= TASK DETAILS =
Can you reproduce every line of the data below exactly as it appears, leaving out the pictures?

= ENTRIES PROVIDED =
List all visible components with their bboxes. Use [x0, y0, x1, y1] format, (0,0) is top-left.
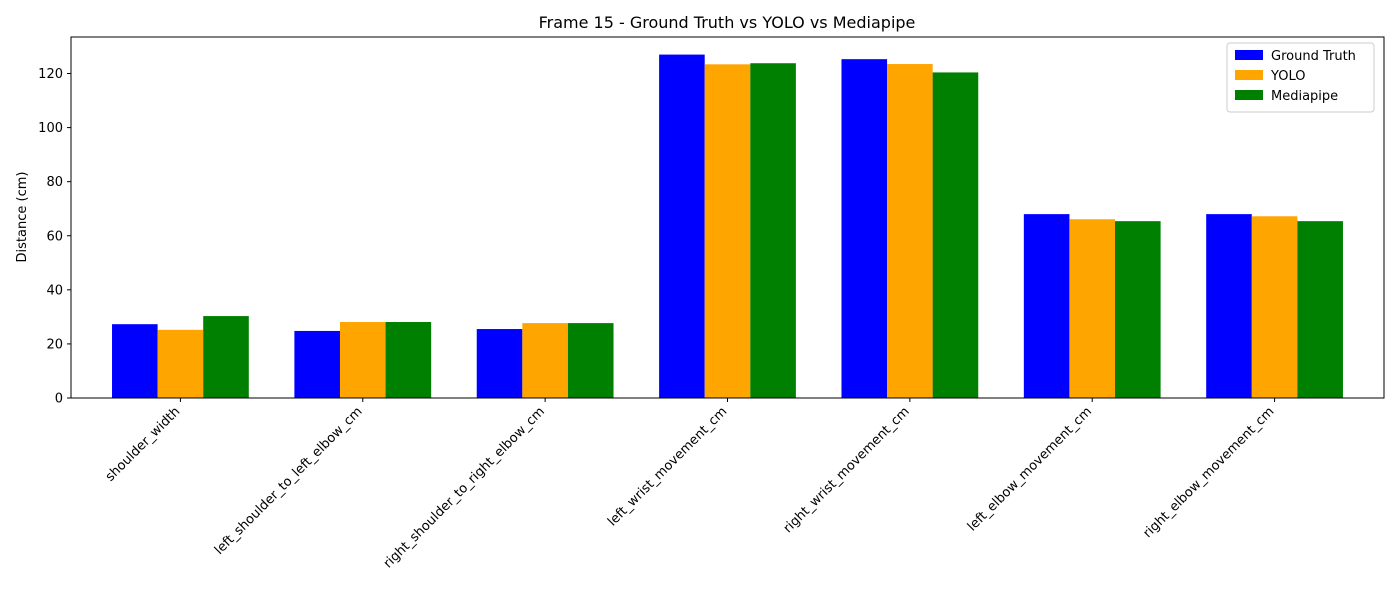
y-tick-label: 60 [46, 229, 63, 244]
bar [887, 64, 933, 398]
bar [841, 59, 888, 399]
x-tick-label: right_shoulder_to_right_elbow_cm [381, 404, 548, 571]
bars-layer [112, 54, 1343, 399]
bar [932, 72, 979, 399]
legend-box [1226, 42, 1375, 113]
legend-swatch [1235, 90, 1263, 100]
bar [112, 324, 158, 398]
y-tick-label: 40 [46, 283, 63, 298]
legend-swatch [1235, 50, 1263, 60]
bar [704, 64, 751, 398]
bar [1023, 214, 1070, 398]
x-tick-label: shoulder_width [103, 404, 183, 484]
y-tick-label: 0 [55, 392, 63, 407]
bar [339, 322, 386, 398]
bar [1206, 214, 1252, 398]
y-tick-label: 120 [38, 67, 63, 82]
bar [157, 329, 204, 398]
chart-title: Frame 15 - Ground Truth vs YOLO vs Media… [539, 13, 916, 32]
legend: Ground Truth YOLO Mediapipe [1226, 42, 1375, 113]
y-tick-label: 80 [46, 175, 63, 190]
bar [476, 329, 523, 398]
bar [385, 322, 432, 398]
legend-swatch [1235, 70, 1263, 80]
legend-label: YOLO [1270, 69, 1305, 84]
bar [522, 323, 568, 398]
bar [1115, 221, 1161, 398]
x-tick-label: right_wrist_movement_cm [781, 404, 913, 536]
bar [1297, 221, 1343, 398]
x-tick-label: left_shoulder_to_left_elbow_cm [212, 404, 366, 558]
bar [750, 63, 796, 398]
bar [1251, 216, 1298, 398]
bar [1069, 219, 1116, 398]
bar [294, 330, 340, 398]
legend-label: Mediapipe [1271, 89, 1338, 104]
legend-label: Ground Truth [1271, 49, 1356, 64]
x-tick-label: left_wrist_movement_cm [605, 404, 730, 529]
y-tick-label: 20 [46, 337, 63, 352]
y-tick-label: 100 [38, 121, 63, 136]
y-axis-label: Distance (cm) [15, 172, 30, 263]
bar [659, 54, 705, 398]
x-tick-label: right_elbow_movement_cm [1140, 404, 1277, 541]
x-tick-label: left_elbow_movement_cm [965, 404, 1095, 534]
bar [203, 316, 249, 398]
bar [567, 323, 614, 398]
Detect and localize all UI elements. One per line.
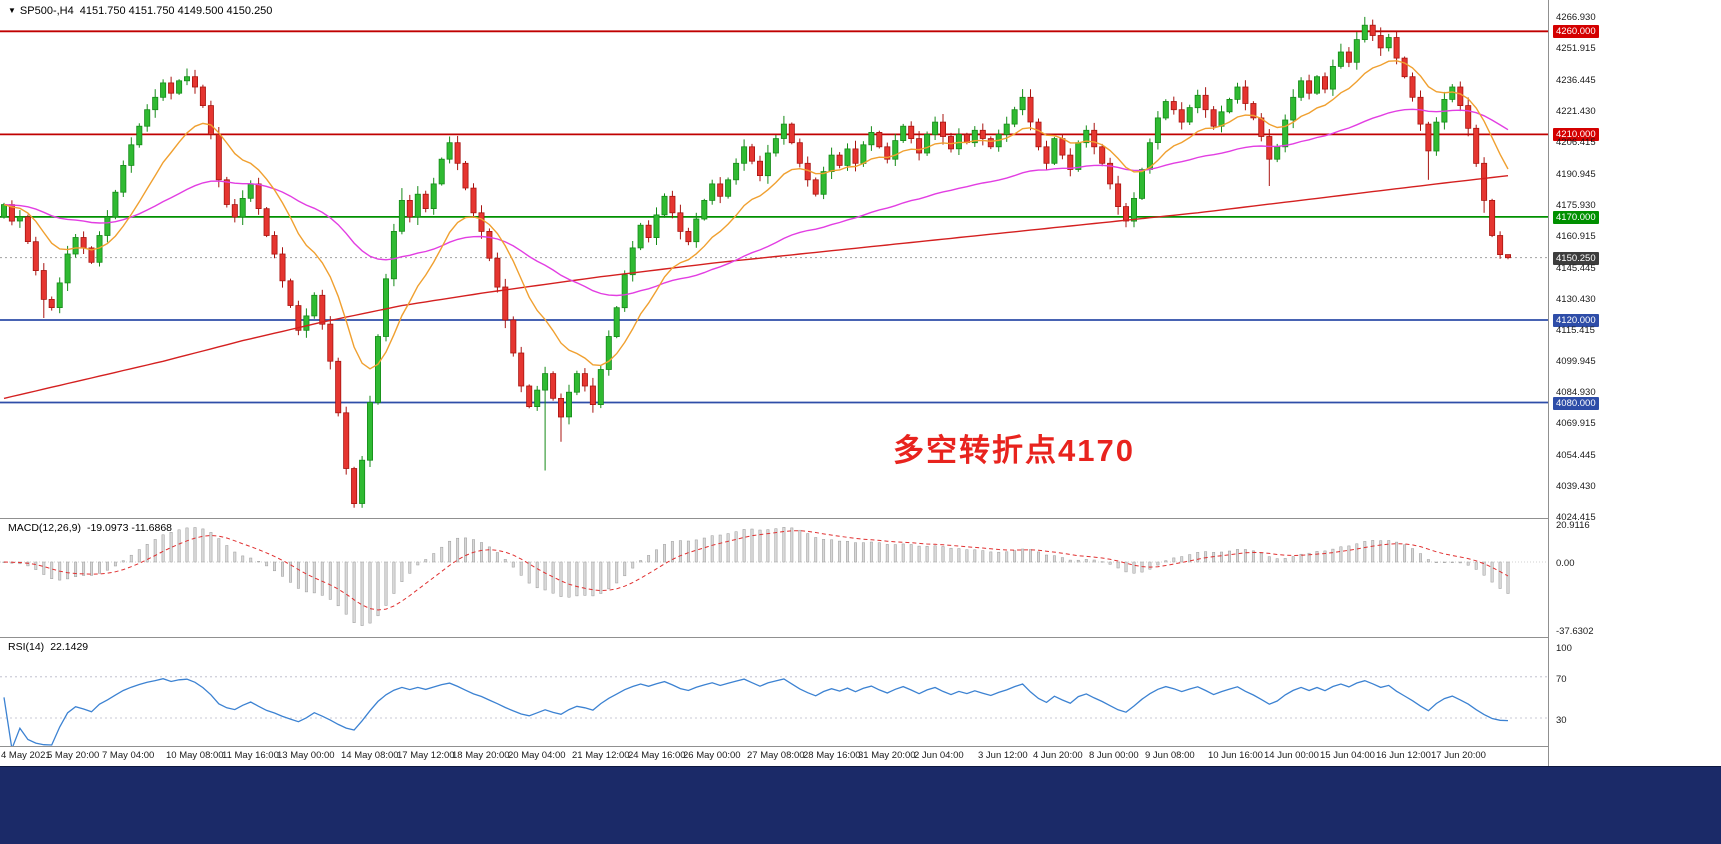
axis-label: 0.00 — [1556, 558, 1575, 569]
time-axis-label: 9 Jun 08:00 — [1145, 750, 1195, 761]
axis-label: 4150.250 — [1553, 251, 1599, 265]
axis-label: 4080.000 — [1553, 396, 1599, 410]
axis-label: 70 — [1556, 673, 1567, 685]
time-axis-label: 10 May 08:00 — [166, 750, 224, 761]
axis-label: 4190.945 — [1556, 168, 1596, 180]
time-axis-label: 18 May 20:00 — [452, 750, 510, 761]
axis-label: 100 — [1556, 643, 1572, 654]
time-axis-label: 15 Jun 04:00 — [1320, 750, 1375, 761]
rsi-chart[interactable] — [0, 638, 1548, 746]
axis-label: 4160.915 — [1556, 230, 1596, 242]
rsi-panel[interactable]: RSI(14) 22.1429 — [0, 638, 1721, 747]
time-axis-label: 7 May 04:00 — [102, 750, 155, 761]
axis-label: 4145.445 — [1556, 262, 1596, 274]
time-axis-label: 4 Jun 20:00 — [1033, 750, 1083, 761]
price-axis[interactable]: 4266.930 4260.000 4251.915 4236.445 4221.430… — [1548, 0, 1721, 766]
axis-label: 4115.415 — [1556, 324, 1595, 336]
axis-label: 4024.415 — [1556, 512, 1596, 524]
chart-title: ▼ SP500-,H4 4151.750 4151.750 4149.500 415… — [8, 5, 278, 17]
macd-signal-line — [3, 530, 1509, 611]
time-axis-label: 3 Jun 12:00 — [978, 750, 1028, 761]
axis-label: 4175.930 — [1556, 199, 1596, 211]
rsi-header: RSI(14) 22.1429 — [8, 641, 94, 653]
main-chart-panel[interactable]: ▼ SP500-,H4 4151.750 4151.750 4149.500 415… — [0, 0, 1721, 519]
axis-label: 20.9116 — [1556, 520, 1590, 532]
axis-label: 4206.415 — [1556, 136, 1596, 148]
time-axis-label: 8 Jun 00:00 — [1089, 750, 1139, 761]
ma-red-line — [3, 175, 1509, 400]
time-axis-label: 5 May 20:00 — [47, 750, 100, 761]
time-axis-label: 28 May 16:00 — [803, 750, 861, 761]
macd-chart[interactable] — [0, 519, 1548, 637]
macd-panel[interactable]: MACD(12,26,9) -19.0973 -11.6868 — [0, 519, 1721, 638]
axis-label: 4260.000 — [1553, 25, 1599, 39]
time-axis-label: 13 May 00:00 — [277, 750, 335, 761]
rsi-values: 22.1429 — [50, 641, 89, 653]
axis-label: 4084.930 — [1556, 387, 1596, 399]
rsi-line — [3, 678, 1509, 746]
macd-values: -19.0973 -11.6868 — [86, 522, 172, 534]
axis-label: 4170.000 — [1553, 210, 1599, 224]
axis-label: 30 — [1556, 715, 1567, 726]
taskbar[interactable] — [0, 766, 1721, 844]
macd-header: MACD(12,26,9) -19.0973 -11.6868 — [8, 522, 178, 534]
rsi-label: RSI(14) — [8, 641, 45, 653]
time-axis-label: 27 May 08:00 — [747, 750, 805, 761]
axis-label: -37.6302 — [1556, 626, 1594, 638]
axis-label: 4221.430 — [1556, 105, 1596, 117]
time-axis-label: 14 May 08:00 — [341, 750, 399, 761]
time-axis-label: 20 May 04:00 — [508, 750, 566, 761]
axis-label: 4099.945 — [1556, 356, 1596, 368]
time-axis-label: 21 May 12:00 — [572, 750, 630, 761]
trade-annotation: 多空转折点4170 — [893, 433, 1135, 468]
time-axis-label: 17 May 12:00 — [397, 750, 455, 761]
time-axis-label: 11 May 16:00 — [222, 750, 279, 761]
time-axis-label: 4 May 2021 — [1, 750, 51, 761]
axis-label: 4039.430 — [1556, 481, 1596, 493]
axis-label: 4210.000 — [1553, 128, 1599, 142]
axis-label: 4236.445 — [1556, 74, 1596, 86]
time-axis[interactable]: 4 May 2021 5 May 20:00 7 May 04:00 10 May 0… — [0, 747, 1721, 766]
axis-label: 4130.430 — [1556, 293, 1596, 305]
time-axis-label: 31 May 20:00 — [858, 750, 916, 761]
time-axis-label: 17 Jun 20:00 — [1431, 750, 1486, 761]
time-axis-label: 16 Jun 12:00 — [1376, 750, 1431, 761]
time-axis-label: 26 May 00:00 — [683, 750, 741, 761]
axis-label: 4069.915 — [1556, 418, 1596, 430]
ma-orange-line — [3, 60, 1509, 370]
ohlc-readout: 4151.750 4151.750 4149.500 4150.250 — [79, 5, 273, 17]
axis-label: 4120.000 — [1553, 314, 1599, 327]
symbol-timeframe-label: SP500-,H4 — [19, 5, 74, 17]
time-axis-label: 10 Jun 16:00 — [1208, 750, 1263, 761]
axis-label: 4054.445 — [1556, 450, 1596, 462]
axis-label: 4251.915 — [1556, 43, 1596, 54]
symbol-dropdown-icon[interactable]: ▼ — [8, 6, 16, 15]
axis-label: 4266.930 — [1556, 12, 1596, 24]
time-axis-label: 24 May 16:00 — [628, 750, 686, 761]
time-axis-label: 14 Jun 00:00 — [1264, 750, 1319, 761]
macd-label: MACD(12,26,9) — [8, 522, 81, 534]
ma-magenta-line — [3, 108, 1509, 297]
time-axis-label: 2 Jun 04:00 — [914, 750, 964, 761]
candlestick-chart[interactable] — [0, 0, 1548, 518]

= FINAL RESULT =
List all visible components with their bboxes. Use [x0, y0, x1, y1] format, (0,0) is top-left.
y-tick-label: 60 [46, 229, 63, 244]
bar [887, 64, 933, 398]
bar [841, 59, 888, 399]
x-tick-label: right_shoulder_to_right_elbow_cm [381, 404, 548, 571]
bars-layer [112, 54, 1343, 399]
bar [932, 72, 979, 399]
legend-box [1226, 42, 1375, 113]
legend-swatch [1235, 90, 1263, 100]
bar [112, 324, 158, 398]
y-tick-label: 40 [46, 283, 63, 298]
legend-swatch [1235, 50, 1263, 60]
bar [704, 64, 751, 398]
bar [1023, 214, 1070, 398]
x-tick-label: shoulder_width [103, 404, 183, 484]
y-tick-label: 0 [55, 392, 63, 407]
bar [339, 322, 386, 398]
bar [1206, 214, 1252, 398]
y-tick-label: 120 [38, 67, 63, 82]
bar [157, 329, 204, 398]
chart-title: Frame 15 - Ground Truth vs YOLO vs Media… [539, 13, 916, 32]
legend: Ground Truth YOLO Mediapipe [1226, 42, 1375, 113]
y-tick-label: 80 [46, 175, 63, 190]
bar [476, 329, 523, 398]
bar [385, 322, 432, 398]
legend-swatch [1235, 70, 1263, 80]
legend-label: YOLO [1270, 69, 1305, 84]
bar [522, 323, 568, 398]
bar [1115, 221, 1161, 398]
x-tick-label: right_wrist_movement_cm [781, 404, 913, 536]
bar [1297, 221, 1343, 398]
x-tick-label: left_shoulder_to_left_elbow_cm [212, 404, 366, 558]
bar [750, 63, 796, 398]
bar [1251, 216, 1298, 398]
bar [1069, 219, 1116, 398]
bar [294, 330, 340, 398]
legend-label: Mediapipe [1271, 89, 1338, 104]
legend-label: Ground Truth [1271, 49, 1356, 64]
x-tick-label: left_wrist_movement_cm [605, 404, 730, 529]
y-tick-label: 20 [46, 337, 63, 352]
y-tick-label: 100 [38, 121, 63, 136]
y-axis-label: Distance (cm) [15, 172, 30, 263]
bar [659, 54, 705, 398]
x-tick-label: right_elbow_movement_cm [1140, 404, 1277, 541]
x-tick-label: left_elbow_movement_cm [965, 404, 1095, 534]
bar [203, 316, 249, 398]
bar [567, 323, 614, 398]
Detect and localize all UI elements. One per line.
axis-label: 0.00 — [1556, 558, 1575, 569]
time-axis-label: 9 Jun 08:00 — [1145, 750, 1195, 761]
axis-label: 4150.250 — [1553, 251, 1599, 265]
axis-label: 4080.000 — [1553, 396, 1599, 410]
axis-label: 70 — [1556, 673, 1567, 685]
time-axis-label: 10 May 08:00 — [166, 750, 224, 761]
axis-label: 4190.945 — [1556, 168, 1596, 180]
time-axis-label: 18 May 20:00 — [452, 750, 510, 761]
axis-label: 100 — [1556, 643, 1572, 654]
time-axis-label: 15 Jun 04:00 — [1320, 750, 1375, 761]
rsi-chart[interactable] — [0, 638, 1548, 746]
axis-label: 4160.915 — [1556, 230, 1596, 242]
rsi-panel[interactable]: RSI(14) 22.1429 — [0, 638, 1721, 747]
time-axis-label: 7 May 04:00 — [102, 750, 155, 761]
axis-label: 4145.445 — [1556, 262, 1596, 274]
time-axis-label: 4 Jun 20:00 — [1033, 750, 1083, 761]
price-axis[interactable]: 4266.930 4260.000 4251.915 4236.445 4221.430… — [1548, 0, 1721, 766]
axis-label: 4115.415 — [1556, 324, 1595, 336]
axis-label: 4024.415 — [1556, 512, 1596, 524]
chart-title: ▼ SP500-,H4 4151.750 4151.750 4149.500 415… — [8, 5, 278, 17]
macd-signal-line — [3, 530, 1509, 611]
time-axis-label: 3 Jun 12:00 — [978, 750, 1028, 761]
axis-label: 4175.930 — [1556, 199, 1596, 211]
rsi-header: RSI(14) 22.1429 — [8, 641, 94, 653]
main-chart-panel[interactable]: ▼ SP500-,H4 4151.750 4151.750 4149.500 415… — [0, 0, 1721, 519]
axis-label: 20.9116 — [1556, 520, 1590, 532]
axis-label: 4206.415 — [1556, 136, 1596, 148]
time-axis-label: 8 Jun 00:00 — [1089, 750, 1139, 761]
ma-red-line — [3, 175, 1509, 400]
time-axis-label: 5 May 20:00 — [47, 750, 100, 761]
time-axis-label: 28 May 16:00 — [803, 750, 861, 761]
macd-chart[interactable] — [0, 519, 1548, 637]
macd-panel[interactable]: MACD(12,26,9) -19.0973 -11.6868 — [0, 519, 1721, 638]
axis-label: 4260.000 — [1553, 25, 1599, 39]
time-axis-label: 13 May 00:00 — [277, 750, 335, 761]
rsi-values: 22.1429 — [50, 641, 89, 653]
axis-label: 4084.930 — [1556, 387, 1596, 399]
rsi-line — [3, 678, 1509, 746]
macd-values: -19.0973 -11.6868 — [86, 522, 172, 534]
axis-label: 4170.000 — [1553, 210, 1599, 224]
axis-label: 30 — [1556, 715, 1567, 726]
taskbar[interactable] — [0, 766, 1721, 844]
macd-header: MACD(12,26,9) -19.0973 -11.6868 — [8, 522, 178, 534]
rsi-label: RSI(14) — [8, 641, 45, 653]
time-axis-label: 27 May 08:00 — [747, 750, 805, 761]
axis-label: -37.6302 — [1556, 626, 1594, 638]
axis-label: 4221.430 — [1556, 105, 1596, 117]
time-axis-label: 14 May 08:00 — [341, 750, 399, 761]
time-axis-label: 20 May 04:00 — [508, 750, 566, 761]
axis-label: 4099.945 — [1556, 356, 1596, 368]
time-axis-label: 21 May 12:00 — [572, 750, 630, 761]
trade-annotation: 多空转折点4170 — [893, 433, 1135, 468]
time-axis-label: 17 May 12:00 — [397, 750, 455, 761]
time-axis-label: 11 May 16:00 — [222, 750, 279, 761]
time-axis-label: 4 May 2021 — [1, 750, 51, 761]
axis-label: 4039.430 — [1556, 481, 1596, 493]
axis-label: 4210.000 — [1553, 128, 1599, 142]
axis-label: 4236.445 — [1556, 74, 1596, 86]
time-axis[interactable]: 4 May 2021 5 May 20:00 7 May 04:00 10 May 0… — [0, 747, 1721, 766]
axis-label: 4130.430 — [1556, 293, 1596, 305]
time-axis-label: 31 May 20:00 — [858, 750, 916, 761]
time-axis-label: 17 Jun 20:00 — [1431, 750, 1486, 761]
time-axis-label: 16 Jun 12:00 — [1376, 750, 1431, 761]
time-axis-label: 26 May 00:00 — [683, 750, 741, 761]
axis-label: 4069.915 — [1556, 418, 1596, 430]
ma-orange-line — [3, 60, 1509, 370]
ohlc-readout: 4151.750 4151.750 4149.500 4150.250 — [79, 5, 273, 17]
axis-label: 4120.000 — [1553, 314, 1599, 327]
symbol-timeframe-label: SP500-,H4 — [19, 5, 74, 17]
time-axis-label: 10 Jun 16:00 — [1208, 750, 1263, 761]
axis-label: 4054.445 — [1556, 450, 1596, 462]
axis-label: 4251.915 — [1556, 43, 1596, 54]
symbol-dropdown-icon[interactable]: ▼ — [8, 6, 16, 15]
axis-label: 4266.930 — [1556, 12, 1596, 24]
time-axis-label: 24 May 16:00 — [628, 750, 686, 761]
time-axis-label: 14 Jun 00:00 — [1264, 750, 1319, 761]
macd-label: MACD(12,26,9) — [8, 522, 81, 534]
ma-magenta-line — [3, 108, 1509, 297]
time-axis-label: 2 Jun 04:00 — [914, 750, 964, 761]
candlestick-chart[interactable] — [0, 0, 1548, 518]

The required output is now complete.